Set problem
Return, word for word, the lines of the material starting with its first line and continuing through the line that contains "edit-icon[interactable] bbox=[925, 526, 965, 566]", with both of those lines included.

Provided entries
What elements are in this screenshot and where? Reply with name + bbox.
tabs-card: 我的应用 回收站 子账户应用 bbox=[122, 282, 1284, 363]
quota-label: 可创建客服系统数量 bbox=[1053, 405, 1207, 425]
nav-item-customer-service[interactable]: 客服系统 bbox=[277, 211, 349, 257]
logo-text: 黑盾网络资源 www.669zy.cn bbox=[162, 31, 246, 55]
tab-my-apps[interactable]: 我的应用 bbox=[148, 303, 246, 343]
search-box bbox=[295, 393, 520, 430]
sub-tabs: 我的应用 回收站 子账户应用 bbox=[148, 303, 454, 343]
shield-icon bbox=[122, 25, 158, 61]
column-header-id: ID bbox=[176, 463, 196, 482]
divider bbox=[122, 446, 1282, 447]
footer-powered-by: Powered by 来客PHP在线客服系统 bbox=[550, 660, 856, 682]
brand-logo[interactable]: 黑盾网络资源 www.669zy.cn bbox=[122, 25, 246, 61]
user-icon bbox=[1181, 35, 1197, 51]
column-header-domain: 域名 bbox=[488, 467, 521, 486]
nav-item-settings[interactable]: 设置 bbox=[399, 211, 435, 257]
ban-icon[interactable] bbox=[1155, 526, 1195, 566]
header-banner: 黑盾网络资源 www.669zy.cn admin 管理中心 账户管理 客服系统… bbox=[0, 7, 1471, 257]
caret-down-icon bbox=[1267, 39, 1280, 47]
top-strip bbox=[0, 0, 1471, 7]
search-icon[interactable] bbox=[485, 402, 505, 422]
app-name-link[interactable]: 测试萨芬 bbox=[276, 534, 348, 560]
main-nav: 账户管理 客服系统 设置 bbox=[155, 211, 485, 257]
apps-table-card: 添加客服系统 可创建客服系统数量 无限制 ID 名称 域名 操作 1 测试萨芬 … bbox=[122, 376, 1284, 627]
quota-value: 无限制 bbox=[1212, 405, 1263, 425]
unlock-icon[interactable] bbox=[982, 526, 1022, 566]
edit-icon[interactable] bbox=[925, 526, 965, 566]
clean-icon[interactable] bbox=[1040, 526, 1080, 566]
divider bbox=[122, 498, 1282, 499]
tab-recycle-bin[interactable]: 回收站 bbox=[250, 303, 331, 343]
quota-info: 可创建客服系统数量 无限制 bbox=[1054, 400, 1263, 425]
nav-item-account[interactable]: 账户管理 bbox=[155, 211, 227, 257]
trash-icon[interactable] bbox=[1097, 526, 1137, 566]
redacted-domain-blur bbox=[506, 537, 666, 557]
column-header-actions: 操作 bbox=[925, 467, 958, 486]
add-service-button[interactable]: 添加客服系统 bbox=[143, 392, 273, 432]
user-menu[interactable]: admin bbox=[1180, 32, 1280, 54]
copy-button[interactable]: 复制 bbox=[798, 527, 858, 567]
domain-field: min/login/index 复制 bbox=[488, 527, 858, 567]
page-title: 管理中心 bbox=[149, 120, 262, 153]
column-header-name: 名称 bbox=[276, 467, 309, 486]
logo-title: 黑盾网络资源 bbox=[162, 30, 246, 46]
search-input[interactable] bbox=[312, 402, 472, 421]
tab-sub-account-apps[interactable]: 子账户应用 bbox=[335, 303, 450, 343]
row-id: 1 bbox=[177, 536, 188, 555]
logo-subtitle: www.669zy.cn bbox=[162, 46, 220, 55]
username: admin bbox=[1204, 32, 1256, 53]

Correct response
What elements are in this screenshot and where? Reply with name + bbox.
tabs-card: 我的应用 回收站 子账户应用 bbox=[122, 282, 1284, 363]
quota-label: 可创建客服系统数量 bbox=[1053, 405, 1207, 425]
nav-item-customer-service[interactable]: 客服系统 bbox=[277, 211, 349, 257]
logo-text: 黑盾网络资源 www.669zy.cn bbox=[162, 31, 246, 55]
tab-my-apps[interactable]: 我的应用 bbox=[148, 303, 246, 343]
search-box bbox=[295, 393, 520, 430]
sub-tabs: 我的应用 回收站 子账户应用 bbox=[148, 303, 454, 343]
shield-icon bbox=[122, 25, 158, 61]
column-header-id: ID bbox=[176, 463, 196, 482]
divider bbox=[122, 446, 1282, 447]
footer-powered-by: Powered by 来客PHP在线客服系统 bbox=[550, 660, 856, 682]
brand-logo[interactable]: 黑盾网络资源 www.669zy.cn bbox=[122, 25, 246, 61]
user-icon bbox=[1181, 35, 1197, 51]
column-header-domain: 域名 bbox=[488, 467, 521, 486]
nav-item-settings[interactable]: 设置 bbox=[399, 211, 435, 257]
ban-icon[interactable] bbox=[1155, 526, 1195, 566]
header-banner: 黑盾网络资源 www.669zy.cn admin 管理中心 账户管理 客服系统… bbox=[0, 7, 1471, 257]
caret-down-icon bbox=[1267, 39, 1280, 47]
top-strip bbox=[0, 0, 1471, 7]
search-icon[interactable] bbox=[485, 402, 505, 422]
app-name-link[interactable]: 测试萨芬 bbox=[276, 534, 348, 560]
main-nav: 账户管理 客服系统 设置 bbox=[155, 211, 485, 257]
apps-table-card: 添加客服系统 可创建客服系统数量 无限制 ID 名称 域名 操作 1 测试萨芬 … bbox=[122, 376, 1284, 627]
quota-value: 无限制 bbox=[1212, 405, 1263, 425]
unlock-icon[interactable] bbox=[982, 526, 1022, 566]
edit-icon[interactable] bbox=[925, 526, 965, 566]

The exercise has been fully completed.